Could you transcribe the material below exactly, without leaving out a single line?

== Information provided

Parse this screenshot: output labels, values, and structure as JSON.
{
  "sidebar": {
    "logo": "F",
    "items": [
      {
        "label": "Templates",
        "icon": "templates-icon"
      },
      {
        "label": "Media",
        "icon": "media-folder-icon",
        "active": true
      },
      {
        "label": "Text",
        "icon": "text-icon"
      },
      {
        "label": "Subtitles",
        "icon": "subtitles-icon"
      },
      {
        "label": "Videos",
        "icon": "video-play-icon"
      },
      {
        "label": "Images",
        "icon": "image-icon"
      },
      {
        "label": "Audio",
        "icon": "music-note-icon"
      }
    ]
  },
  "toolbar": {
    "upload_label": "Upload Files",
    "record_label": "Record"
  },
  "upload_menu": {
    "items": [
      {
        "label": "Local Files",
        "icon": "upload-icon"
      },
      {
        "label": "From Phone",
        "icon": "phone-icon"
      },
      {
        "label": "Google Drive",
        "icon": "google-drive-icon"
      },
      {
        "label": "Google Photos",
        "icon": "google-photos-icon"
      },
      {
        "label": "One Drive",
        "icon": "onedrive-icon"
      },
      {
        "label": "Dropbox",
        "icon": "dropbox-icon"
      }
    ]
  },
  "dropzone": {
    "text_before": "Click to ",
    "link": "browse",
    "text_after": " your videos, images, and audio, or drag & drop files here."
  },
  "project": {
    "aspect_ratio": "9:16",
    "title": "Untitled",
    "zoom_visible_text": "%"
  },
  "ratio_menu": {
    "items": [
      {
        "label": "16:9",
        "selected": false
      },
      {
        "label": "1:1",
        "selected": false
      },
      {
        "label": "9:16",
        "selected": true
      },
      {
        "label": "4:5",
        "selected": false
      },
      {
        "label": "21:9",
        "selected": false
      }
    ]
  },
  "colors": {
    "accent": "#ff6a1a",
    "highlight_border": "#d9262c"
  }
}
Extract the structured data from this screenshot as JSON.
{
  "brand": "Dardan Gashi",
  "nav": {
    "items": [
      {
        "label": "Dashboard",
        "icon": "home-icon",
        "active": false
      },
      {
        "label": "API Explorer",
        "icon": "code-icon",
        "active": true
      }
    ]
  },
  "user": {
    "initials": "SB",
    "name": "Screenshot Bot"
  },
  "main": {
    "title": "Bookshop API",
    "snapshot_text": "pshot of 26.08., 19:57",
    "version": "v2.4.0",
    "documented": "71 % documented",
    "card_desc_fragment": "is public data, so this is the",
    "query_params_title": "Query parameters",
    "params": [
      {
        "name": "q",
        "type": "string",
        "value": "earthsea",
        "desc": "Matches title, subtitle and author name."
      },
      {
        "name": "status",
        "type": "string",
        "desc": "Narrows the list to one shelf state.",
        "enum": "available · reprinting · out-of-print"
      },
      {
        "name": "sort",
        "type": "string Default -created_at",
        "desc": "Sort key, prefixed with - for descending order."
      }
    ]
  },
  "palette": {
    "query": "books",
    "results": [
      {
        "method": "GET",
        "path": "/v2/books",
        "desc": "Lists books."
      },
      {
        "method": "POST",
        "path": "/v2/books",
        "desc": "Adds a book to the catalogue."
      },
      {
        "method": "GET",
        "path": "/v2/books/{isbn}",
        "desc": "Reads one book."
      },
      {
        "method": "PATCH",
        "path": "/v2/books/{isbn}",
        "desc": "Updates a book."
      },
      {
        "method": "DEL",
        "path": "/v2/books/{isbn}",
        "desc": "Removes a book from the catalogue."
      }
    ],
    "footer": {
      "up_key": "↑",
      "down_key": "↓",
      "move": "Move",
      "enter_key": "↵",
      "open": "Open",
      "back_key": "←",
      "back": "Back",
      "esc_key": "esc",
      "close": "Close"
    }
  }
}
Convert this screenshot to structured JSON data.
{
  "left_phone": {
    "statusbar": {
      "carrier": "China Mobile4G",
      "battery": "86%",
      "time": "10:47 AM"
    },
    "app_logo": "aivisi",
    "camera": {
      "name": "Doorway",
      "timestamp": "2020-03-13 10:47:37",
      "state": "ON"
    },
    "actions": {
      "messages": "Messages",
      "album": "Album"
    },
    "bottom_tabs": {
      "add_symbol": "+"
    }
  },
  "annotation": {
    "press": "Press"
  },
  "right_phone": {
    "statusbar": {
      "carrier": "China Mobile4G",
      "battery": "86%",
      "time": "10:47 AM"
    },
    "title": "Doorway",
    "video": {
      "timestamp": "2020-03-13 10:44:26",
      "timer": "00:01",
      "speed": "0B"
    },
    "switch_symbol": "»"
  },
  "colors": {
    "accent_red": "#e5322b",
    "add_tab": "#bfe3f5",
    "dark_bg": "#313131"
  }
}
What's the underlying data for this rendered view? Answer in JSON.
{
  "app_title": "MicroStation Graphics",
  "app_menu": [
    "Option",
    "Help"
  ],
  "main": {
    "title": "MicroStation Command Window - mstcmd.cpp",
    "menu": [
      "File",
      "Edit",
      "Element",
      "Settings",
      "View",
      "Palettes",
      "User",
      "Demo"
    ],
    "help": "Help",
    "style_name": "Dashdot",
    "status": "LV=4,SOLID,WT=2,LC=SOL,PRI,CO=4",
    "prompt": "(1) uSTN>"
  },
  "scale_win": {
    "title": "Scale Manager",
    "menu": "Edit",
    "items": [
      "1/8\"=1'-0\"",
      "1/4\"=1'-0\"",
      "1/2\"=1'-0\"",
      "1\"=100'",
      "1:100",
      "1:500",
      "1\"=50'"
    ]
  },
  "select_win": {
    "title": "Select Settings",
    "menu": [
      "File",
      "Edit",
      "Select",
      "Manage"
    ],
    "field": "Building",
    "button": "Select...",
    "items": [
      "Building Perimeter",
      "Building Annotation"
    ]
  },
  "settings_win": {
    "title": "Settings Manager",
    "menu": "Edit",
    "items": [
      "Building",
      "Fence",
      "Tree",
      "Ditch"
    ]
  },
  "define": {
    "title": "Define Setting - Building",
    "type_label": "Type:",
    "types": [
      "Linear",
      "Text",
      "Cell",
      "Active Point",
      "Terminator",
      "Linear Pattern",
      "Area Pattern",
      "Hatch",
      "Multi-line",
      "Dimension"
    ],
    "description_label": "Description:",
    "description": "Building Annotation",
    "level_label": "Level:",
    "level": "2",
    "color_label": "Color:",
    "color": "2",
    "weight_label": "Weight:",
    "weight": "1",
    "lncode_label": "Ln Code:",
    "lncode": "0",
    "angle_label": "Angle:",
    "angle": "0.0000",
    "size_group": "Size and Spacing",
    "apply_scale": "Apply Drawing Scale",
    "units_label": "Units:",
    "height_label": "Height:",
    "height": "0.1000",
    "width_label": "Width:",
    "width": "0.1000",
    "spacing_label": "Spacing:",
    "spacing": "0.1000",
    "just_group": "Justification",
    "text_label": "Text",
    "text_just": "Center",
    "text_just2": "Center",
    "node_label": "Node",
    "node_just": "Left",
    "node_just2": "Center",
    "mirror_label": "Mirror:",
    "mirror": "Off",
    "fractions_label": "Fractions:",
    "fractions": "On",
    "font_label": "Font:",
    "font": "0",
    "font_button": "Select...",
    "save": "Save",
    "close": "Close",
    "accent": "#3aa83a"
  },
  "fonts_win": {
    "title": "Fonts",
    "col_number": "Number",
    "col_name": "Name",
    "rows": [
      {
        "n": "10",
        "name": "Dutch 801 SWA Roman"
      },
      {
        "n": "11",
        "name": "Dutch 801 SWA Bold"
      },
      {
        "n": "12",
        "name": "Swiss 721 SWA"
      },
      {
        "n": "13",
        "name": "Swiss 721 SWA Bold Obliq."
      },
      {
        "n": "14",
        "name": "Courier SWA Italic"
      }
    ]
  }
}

====

◆ **Result for this task**
Parse this screenshot: output labels, values, and structure as JSON.
{
  "sidebar": {
    "logo": "F",
    "items": [
      {
        "label": "Templates",
        "icon": "templates-icon"
      },
      {
        "label": "Media",
        "icon": "media-folder-icon",
        "active": true
      },
      {
        "label": "Text",
        "icon": "text-icon"
      },
      {
        "label": "Subtitles",
        "icon": "subtitles-icon"
      },
      {
        "label": "Videos",
        "icon": "video-play-icon"
      },
      {
        "label": "Images",
        "icon": "image-icon"
      },
      {
        "label": "Audio",
        "icon": "music-note-icon"
      }
    ]
  },
  "toolbar": {
    "upload_label": "Upload Files",
    "record_label": "Record"
  },
  "upload_menu": {
    "items": [
      {
        "label": "Local Files",
        "icon": "upload-icon"
      },
      {
        "label": "From Phone",
        "icon": "phone-icon"
      },
      {
        "label": "Google Drive",
        "icon": "google-drive-icon"
      },
      {
        "label": "Google Photos",
        "icon": "google-photos-icon"
      },
      {
        "label": "One Drive",
        "icon": "onedrive-icon"
      },
      {
        "label": "Dropbox",
        "icon": "dropbox-icon"
      }
    ]
  },
  "dropzone": {
    "text_before": "Click to ",
    "link": "browse",
    "text_after": " your videos, images, and audio, or drag & drop files here."
  },
  "project": {
    "aspect_ratio": "9:16",
    "title": "Untitled",
    "zoom_visible_text": "%"
  },
  "ratio_menu": {
    "items": [
      {
        "label": "16:9",
        "selected": false
      },
      {
        "label": "1:1",
        "selected": false
      },
      {
        "label": "9:16",
        "selected": true
      },
      {
        "label": "4:5",
        "selected": false
      },
      {
        "label": "21:9",
        "selected": false
      }
    ]
  },
  "colors": {
    "accent": "#ff6a1a",
    "highlight_border": "#d9262c"
  }
}
Extract the structured data from this screenshot as JSON.
{
  "brand": "Dardan Gashi",
  "nav": {
    "items": [
      {
        "label": "Dashboard",
        "icon": "home-icon",
        "active": false
      },
      {
        "label": "API Explorer",
        "icon": "code-icon",
        "active": true
      }
    ]
  },
  "user": {
    "initials": "SB",
    "name": "Screenshot Bot"
  },
  "main": {
    "title": "Bookshop API",
    "snapshot_text": "pshot of 26.08., 19:57",
    "version": "v2.4.0",
    "documented": "71 % documented",
    "card_desc_fragment": "is public data, so this is the",
    "query_params_title": "Query parameters",
    "params": [
      {
        "name": "q",
        "type": "string",
        "value": "earthsea",
        "desc": "Matches title, subtitle and author name."
      },
      {
        "name": "status",
        "type": "string",
        "desc": "Narrows the list to one shelf state.",
        "enum": "available · reprinting · out-of-print"
      },
      {
        "name": "sort",
        "type": "string Default -created_at",
        "desc": "Sort key, prefixed with - for descending order."
      }
    ]
  },
  "palette": {
    "query": "books",
    "results": [
      {
        "method": "GET",
        "path": "/v2/books",
        "desc": "Lists books."
      },
      {
        "method": "POST",
        "path": "/v2/books",
        "desc": "Adds a book to the catalogue."
      },
      {
        "method": "GET",
        "path": "/v2/books/{isbn}",
        "desc": "Reads one book."
      },
      {
        "method": "PATCH",
        "path": "/v2/books/{isbn}",
        "desc": "Updates a book."
      },
      {
        "method": "DEL",
        "path": "/v2/books/{isbn}",
        "desc": "Removes a book from the catalogue."
      }
    ],
    "footer": {
      "up_key": "↑",
      "down_key": "↓",
      "move": "Move",
      "enter_key": "↵",
      "open": "Open",
      "back_key": "←",
      "back": "Back",
      "esc_key": "esc",
      "close": "Close"
    }
  }
}
Convert this screenshot to structured JSON data.
{
  "left_phone": {
    "statusbar": {
      "carrier": "China Mobile4G",
      "battery": "86%",
      "time": "10:47 AM"
    },
    "app_logo": "aivisi",
    "camera": {
      "name": "Doorway",
      "timestamp": "2020-03-13 10:47:37",
      "state": "ON"
    },
    "actions": {
      "messages": "Messages",
      "album": "Album"
    },
    "bottom_tabs": {
      "add_symbol": "+"
    }
  },
  "annotation": {
    "press": "Press"
  },
  "right_phone": {
    "statusbar": {
      "carrier": "China Mobile4G",
      "battery": "86%",
      "time": "10:47 AM"
    },
    "title": "Doorway",
    "video": {
      "timestamp": "2020-03-13 10:44:26",
      "timer": "00:01",
      "speed": "0B"
    },
    "switch_symbol": "»"
  },
  "colors": {
    "accent_red": "#e5322b",
    "add_tab": "#bfe3f5",
    "dark_bg": "#313131"
  }
}
What's the underlying data for this rendered view? Answer in JSON.
{
  "app_title": "MicroStation Graphics",
  "app_menu": [
    "Option",
    "Help"
  ],
  "main": {
    "title": "MicroStation Command Window - mstcmd.cpp",
    "menu": [
      "File",
      "Edit",
      "Element",
      "Settings",
      "View",
      "Palettes",
      "User",
      "Demo"
    ],
    "help": "Help",
    "style_name": "Dashdot",
    "status": "LV=4,SOLID,WT=2,LC=SOL,PRI,CO=4",
    "prompt": "(1) uSTN>"
  },
  "scale_win": {
    "title": "Scale Manager",
    "menu": "Edit",
    "items": [
      "1/8\"=1'-0\"",
      "1/4\"=1'-0\"",
      "1/2\"=1'-0\"",
      "1\"=100'",
      "1:100",
      "1:500",
      "1\"=50'"
    ]
  },
  "select_win": {
    "title": "Select Settings",
    "menu": [
      "File",
      "Edit",
      "Select",
      "Manage"
    ],
    "field": "Building",
    "button": "Select...",
    "items": [
      "Building Perimeter",
      "Building Annotation"
    ]
  },
  "settings_win": {
    "title": "Settings Manager",
    "menu": "Edit",
    "items": [
      "Building",
      "Fence",
      "Tree",
      "Ditch"
    ]
  },
  "define": {
    "title": "Define Setting - Building",
    "type_label": "Type:",
    "types": [
      "Linear",
      "Text",
      "Cell",
      "Active Point",
      "Terminator",
      "Linear Pattern",
      "Area Pattern",
      "Hatch",
      "Multi-line",
      "Dimension"
    ],
    "description_label": "Description:",
    "description": "Building Annotation",
    "level_label": "Level:",
    "level": "2",
    "color_label": "Color:",
    "color": "2",
    "weight_label": "Weight:",
    "weight": "1",
    "lncode_label": "Ln Code:",
    "lncode": "0",
    "angle_label": "Angle:",
    "angle": "0.0000",
    "size_group": "Size and Spacing",
    "apply_scale": "Apply Drawing Scale",
    "units_label": "Units:",
    "height_label": "Height:",
    "height": "0.1000",
    "width_label": "Width:",
    "width": "0.1000",
    "spacing_label": "Spacing:",
    "spacing": "0.1000",
    "just_group": "Justification",
    "text_label": "Text",
    "text_just": "Center",
    "text_just2": "Center",
    "node_label": "Node",
    "node_just": "Left",
    "node_just2": "Center",
    "mirror_label": "Mirror:",
    "mirror": "Off",
    "fractions_label": "Fractions:",
    "fractions": "On",
    "font_label": "Font:",
    "font": "0",
    "font_button": "Select...",
    "save": "Save",
    "close": "Close",
    "accent": "#3aa83a"
  },
  "fonts_win": {
    "title": "Fonts",
    "col_number": "Number",
    "col_name": "Name",
    "rows": [
      {
        "n": "10",
        "name": "Dutch 801 SWA Roman"
      },
      {
        "n": "11",
        "name": "Dutch 801 SWA Bold"
      },
      {
        "n": "12",
        "name": "Swiss 721 SWA"
      },
      {
        "n": "13",
        "name": "Swiss 721 SWA Bold Obliq."
      },
      {
        "n": "14",
        "name": "Courier SWA Italic"
      }
    ]
  }
}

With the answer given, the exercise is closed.